— start of SUPPLIED RECORDS —

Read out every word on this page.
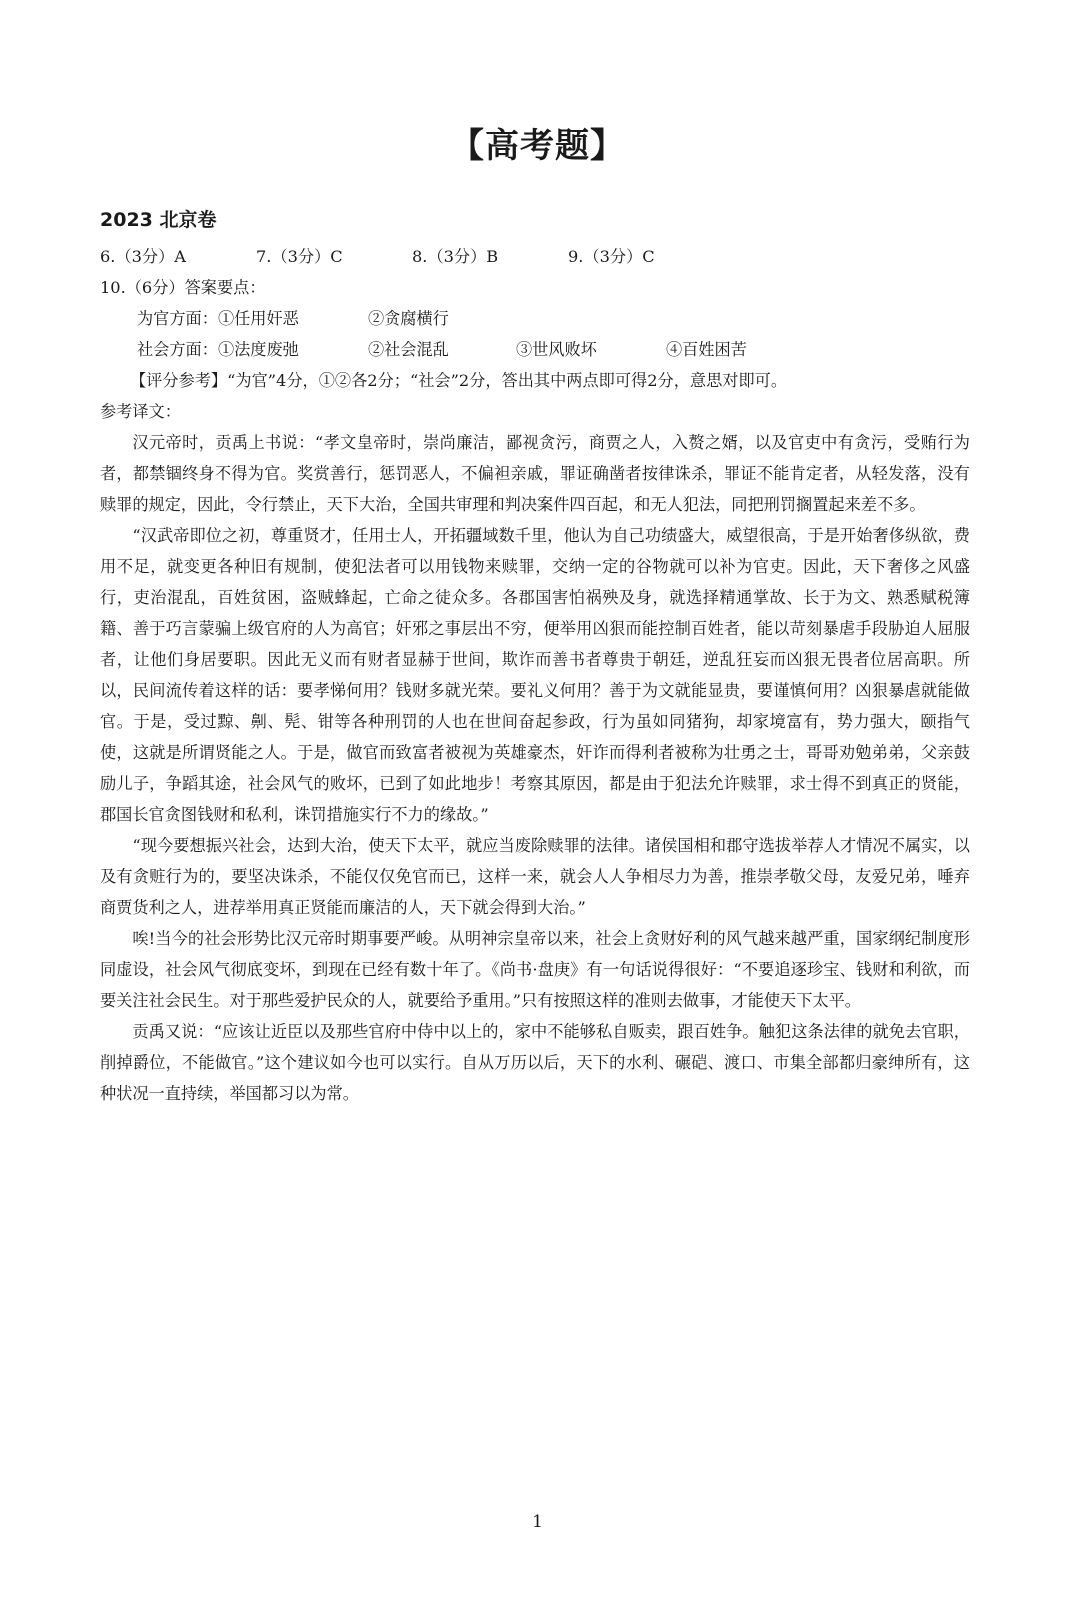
【高考题】
2023 北京卷
6.（3分）A	7.（3分）C	8.（3分）B	9.（3分）C
10.（6分）答案要点：
为官方面：①任用奸恶	②贪腐横行
社会方面：①法度废弛	②社会混乱	③世风败坏	④百姓困苦
【评分参考】“为官”4分，①②各2分；“社会”2分，答出其中两点即可得2分，意思对即可。
参考译文：

汉元帝时，贡禹上书说：“孝文皇帝时，崇尚廉洁，鄙视贪污，商贾之人，入赘之婿，以及官吏中有贪污，受贿行为者，都禁锢终身不得为官。奖赏善行，惩罚恶人，不偏袒亲戚，罪证确凿者按律诛杀，罪证不能肯定者，从轻发落，没有赎罪的规定，因此，令行禁止，天下大治，全国共审理和判决案件四百起，和无人犯法，同把刑罚搁置起来差不多。

“汉武帝即位之初，尊重贤才，任用士人，开拓疆域数千里，他认为自己功绩盛大，威望很高，于是开始奢侈纵欲，费用不足，就变更各种旧有规制，使犯法者可以用钱物来赎罪，交纳一定的谷物就可以补为官吏。因此，天下奢侈之风盛行，吏治混乱，百姓贫困，盗贼蜂起，亡命之徒众多。各郡国害怕祸殃及身，就选择精通掌故、长于为文、熟悉赋税簿籍、善于巧言蒙骗上级官府的人为高官；奸邪之事层出不穷，便举用凶狠而能控制百姓者，能以苛刻暴虐手段胁迫人屈服者，让他们身居要职。因此无义而有财者显赫于世间，欺诈而善书者尊贵于朝廷，逆乱狂妄而凶狠无畏者位居高职。所以，民间流传着这样的话：要孝悌何用？钱财多就光荣。要礼义何用？善于为文就能显贵，要谨慎何用？凶狠暴虐就能做官。于是，受过黥、劓、髡、钳等各种刑罚的人也在世间奋起参政，行为虽如同猪狗，却家境富有，势力强大，颐指气使，这就是所谓贤能之人。于是，做官而致富者被视为英雄豪杰，奸诈而得利者被称为壮勇之士，哥哥劝勉弟弟，父亲鼓励儿子，争蹈其途，社会风气的败坏，已到了如此地步！考察其原因，都是由于犯法允许赎罪，求士得不到真正的贤能，郡国长官贪图钱财和私利，诛罚措施实行不力的缘故。”

“现今要想振兴社会，达到大治，使天下太平，就应当废除赎罪的法律。诸侯国相和郡守选拔举荐人才情况不属实，以及有贪赃行为的，要坚决诛杀，不能仅仅免官而已，这样一来，就会人人争相尽力为善，推崇孝敬父母，友爱兄弟，唾弃商贾货利之人，进荐举用真正贤能而廉洁的人，天下就会得到大治。”

唉!当今的社会形势比汉元帝时期事要严峻。从明神宗皇帝以来，社会上贪财好利的风气越来越严重，国家纲纪制度形同虚设，社会风气彻底变坏，到现在已经有数十年了。《尚书·盘庚》有一句话说得很好：“不要追逐珍宝、钱财和利欲，而要关注社会民生。对于那些爱护民众的人，就要给予重用。”只有按照这样的准则去做事，才能使天下太平。

贡禹又说：“应该让近臣以及那些官府中侍中以上的，家中不能够私自贩卖，跟百姓争。触犯这条法律的就免去官职，削掉爵位，不能做官。”这个建议如今也可以实行。自从万历以后，天下的水利、碾硙、渡口、市集全部都归豪绅所有，这种状况一直持续，举国都习以为常。

1
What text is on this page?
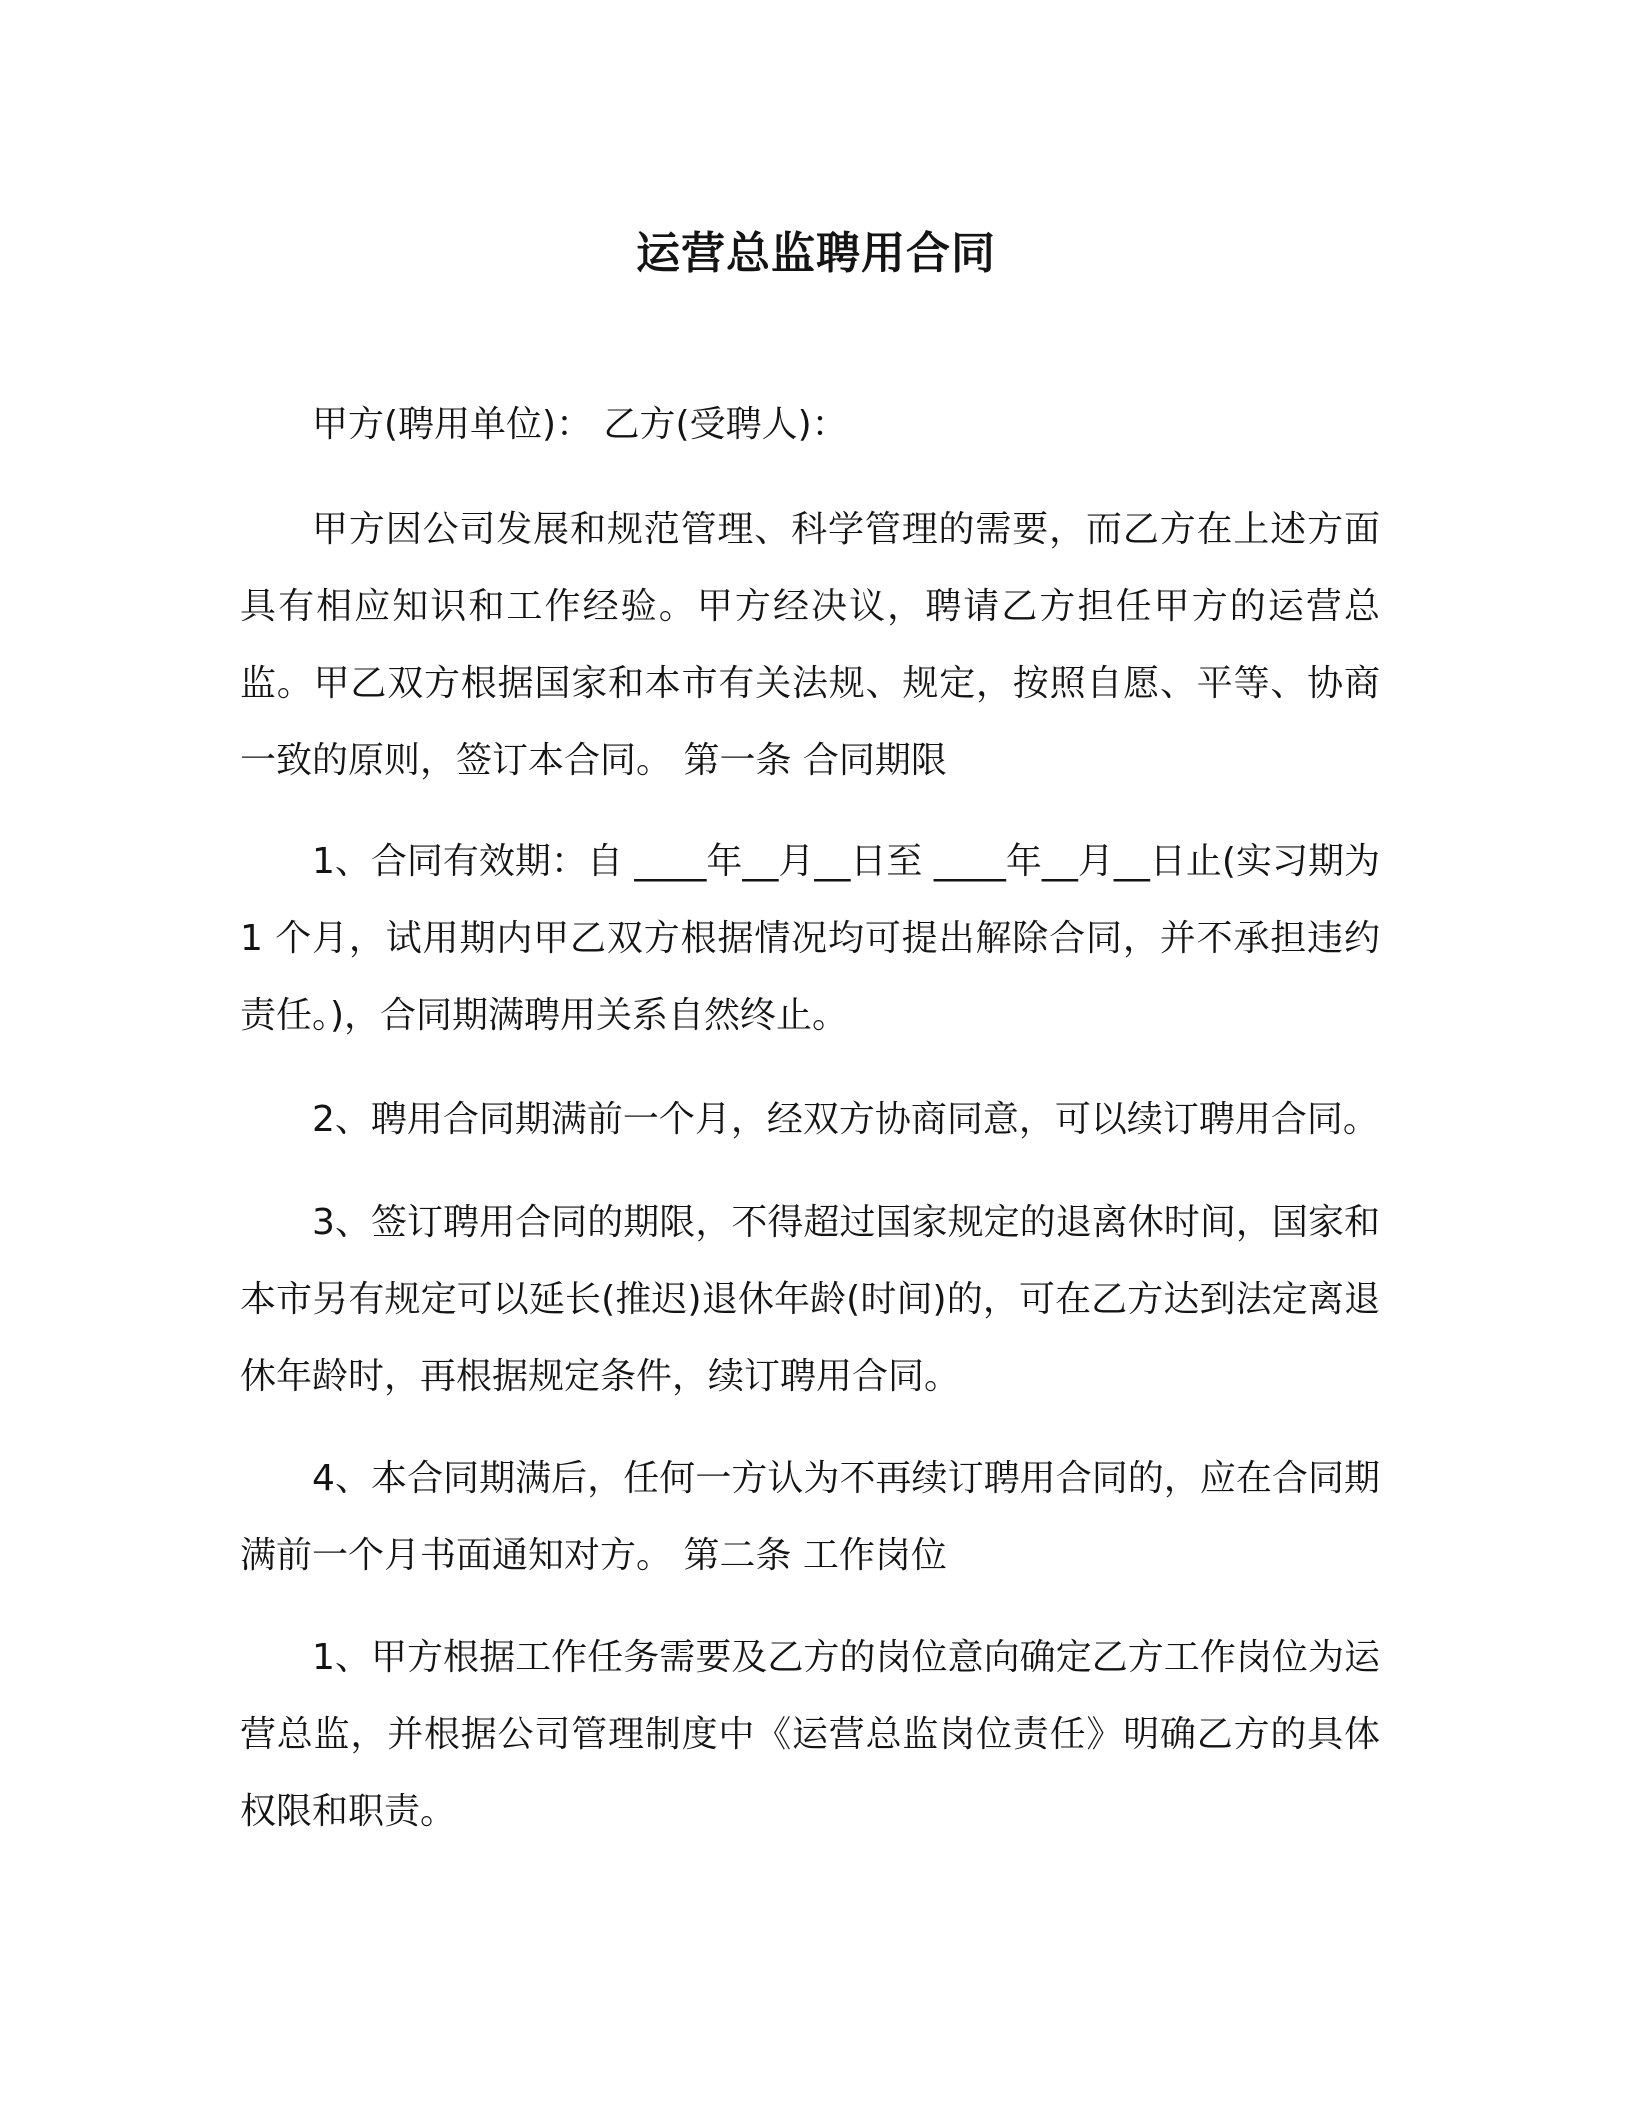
运营总监聘用合同

甲方(聘用单位)： 乙方(受聘人)：

甲方因公司发展和规范管理、科学管理的需要，而乙方在上述方面具有相应知识和工作经验。甲方经决议，聘请乙方担任甲方的运营总监。甲乙双方根据国家和本市有关法规、规定，按照自愿、平等、协商一致的原则，签订本合同。 第一条 合同期限

1、合同有效期：自 ____年__月__日至 ____年__月__日止(实习期为 1 个月，试用期内甲乙双方根据情况均可提出解除合同，并不承担违约责任。)，合同期满聘用关系自然终止。

2、聘用合同期满前一个月，经双方协商同意，可以续订聘用合同。

3、签订聘用合同的期限，不得超过国家规定的退离休时间，国家和本市另有规定可以延长(推迟)退休年龄(时间)的，可在乙方达到法定离退休年龄时，再根据规定条件，续订聘用合同。

4、本合同期满后，任何一方认为不再续订聘用合同的，应在合同期满前一个月书面通知对方。 第二条 工作岗位

1、甲方根据工作任务需要及乙方的岗位意向确定乙方工作岗位为运营总监，并根据公司管理制度中《运营总监岗位责任》明确乙方的具体权限和职责。
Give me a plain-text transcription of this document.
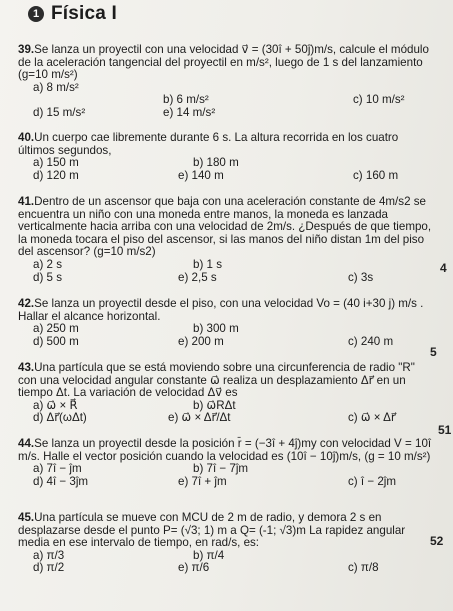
1 Física I

39.Se lanza un proyectil con una velocidad v⃗ = (30î + 50ĵ)m/s, calcule el módulo de la aceleración tangencial del proyectil en m/s², luego de 1 s del lanzamiento (g=10 m/s²)

a) 8 m/s²
b) 6 m/s²	c) 10 m/s²
d) 15 m/s²	e) 14 m/s²

40.Un cuerpo cae libremente durante 6 s. La altura recorrida en los cuatro últimos segundos,

a) 150 m	b) 180 m
d) 120 m	e) 140 m	c) 160 m

41.Dentro de un ascensor que baja con una aceleración constante de 4m/s2 se encuentra un niño con una moneda entre manos, la moneda es lanzada verticalmente hacia arriba con una velocidad de 2m/s. ¿Después de que tiempo, la moneda tocara el piso del ascensor, si las manos del niño distan 1m del piso del ascensor? (g=10 m/s2)

a) 2 s	b) 1 s
d) 5 s	e) 2,5 s	c) 3s

42.Se lanza un proyectil desde el piso, con una velocidad Vo = (40 i+30 j) m/s . Hallar el alcance horizontal.

a) 250 m	b) 300 m
d) 500 m	e) 200 m	c) 240 m

43.Una partícula que se está moviendo sobre una circunferencia de radio "R" con una velocidad angular constante ω⃗ realiza un desplazamiento Δr⃗ en un tiempo Δt. La variación de velocidad Δv⃗ es

a) ω⃗ × R⃗	b) ω⃗RΔt
d) Δr⃗(ωΔt)	e) ω⃗ × Δr⃗/Δt	c) ω⃗ × Δr⃗

44.Se lanza un proyectil desde la posición r̄ = (−3î + 4ĵ)my con velocidad V = 10î m/s. Halle el vector posición cuando la velocidad es (10î − 10ĵ)m/s, (g = 10 m/s²)

a) 7î − ĵm	b) 7î − 7ĵm
d) 4î − 3ĵm	e) 7î + ĵm	c) î − 2ĵm

45.Una partícula se mueve con MCU de 2 m de radio, y demora 2 s en desplazarse desde el punto P= (√3; 1) m a Q= (-1; √3)m La rapidez angular media en ese intervalo de tiempo, en rad/s, es:

a) π/3	b) π/4
d) π/2	e) π/6	c) π/8
4
5
51
52
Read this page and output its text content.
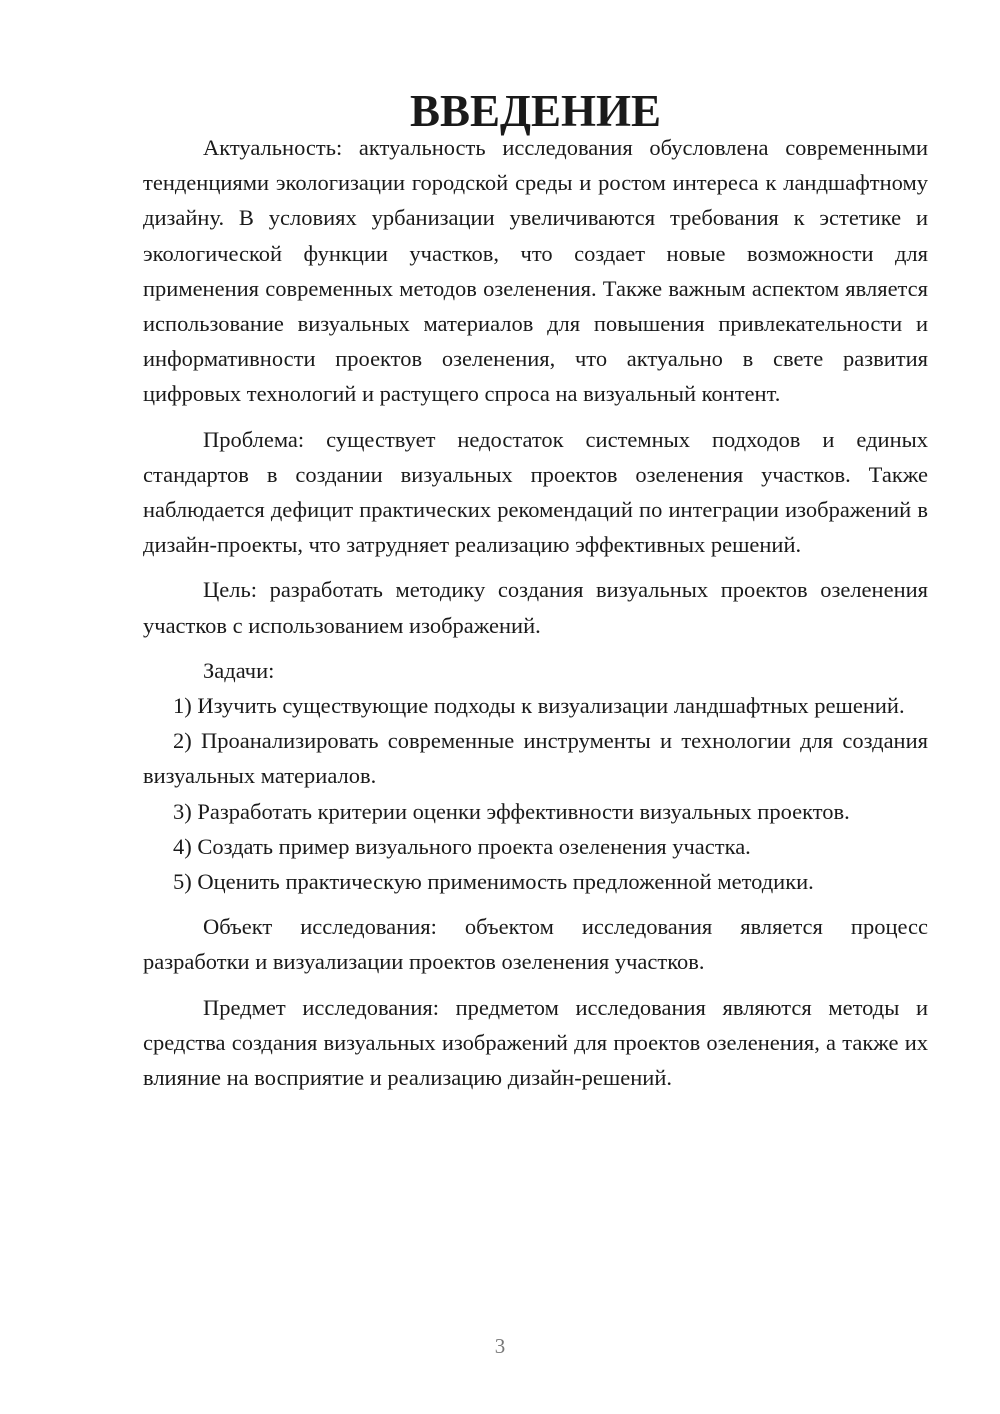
ВВЕДЕНИЕ

Актуальность: актуальность исследования обусловлена современными тенденциями экологизации городской среды и ростом интереса к ландшафтному дизайну. В условиях урбанизации увеличиваются требования к эстетике и экологической функции участков, что создает новые возможности для применения современных методов озеленения. Также важным аспектом является использование визуальных материалов для повышения привлекательности и информативности проектов озеленения, что актуально в свете развития цифровых технологий и растущего спроса на визуальный контент.

Проблема: существует недостаток системных подходов и единых стандартов в создании визуальных проектов озеленения участков. Также наблюдается дефицит практических рекомендаций по интеграции изображений в дизайн-проекты, что затрудняет реализацию эффективных решений.

Цель: разработать методику создания визуальных проектов озеленения участков с использованием изображений.

Задачи:

1) Изучить существующие подходы к визуализации ландшафтных решений.

2) Проанализировать современные инструменты и технологии для создания визуальных материалов.

3) Разработать критерии оценки эффективности визуальных проектов.

4) Создать пример визуального проекта озеленения участка.

5) Оценить практическую применимость предложенной методики.

Объект исследования: объектом исследования является процесс разработки и визуализации проектов озеленения участков.

Предмет исследования: предметом исследования являются методы и средства создания визуальных изображений для проектов озеленения, а также их влияние на восприятие и реализацию дизайн-решений.

3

— end of SUPPLIED RECORDS —

List every line above that holds the word "aceleración".

**ANSWER**
39.Se lanza un proyectil con una velocidad v⃗ = (30î + 50ĵ)m/s, calcule el módulo de la aceleración tangencial del proyectil en m/s², luego de 1 s del lanzamiento (g=10 m/s²)
41.Dentro de un ascensor que baja con una aceleración constante de 4m/s2 se encuentra un niño con una moneda entre manos, la moneda es lanzada verticalmente hacia arriba con una velocidad de 2m/s. ¿Después de que tiempo, la moneda tocara el piso del ascensor, si las manos del niño distan 1m del piso del ascensor? (g=10 m/s2)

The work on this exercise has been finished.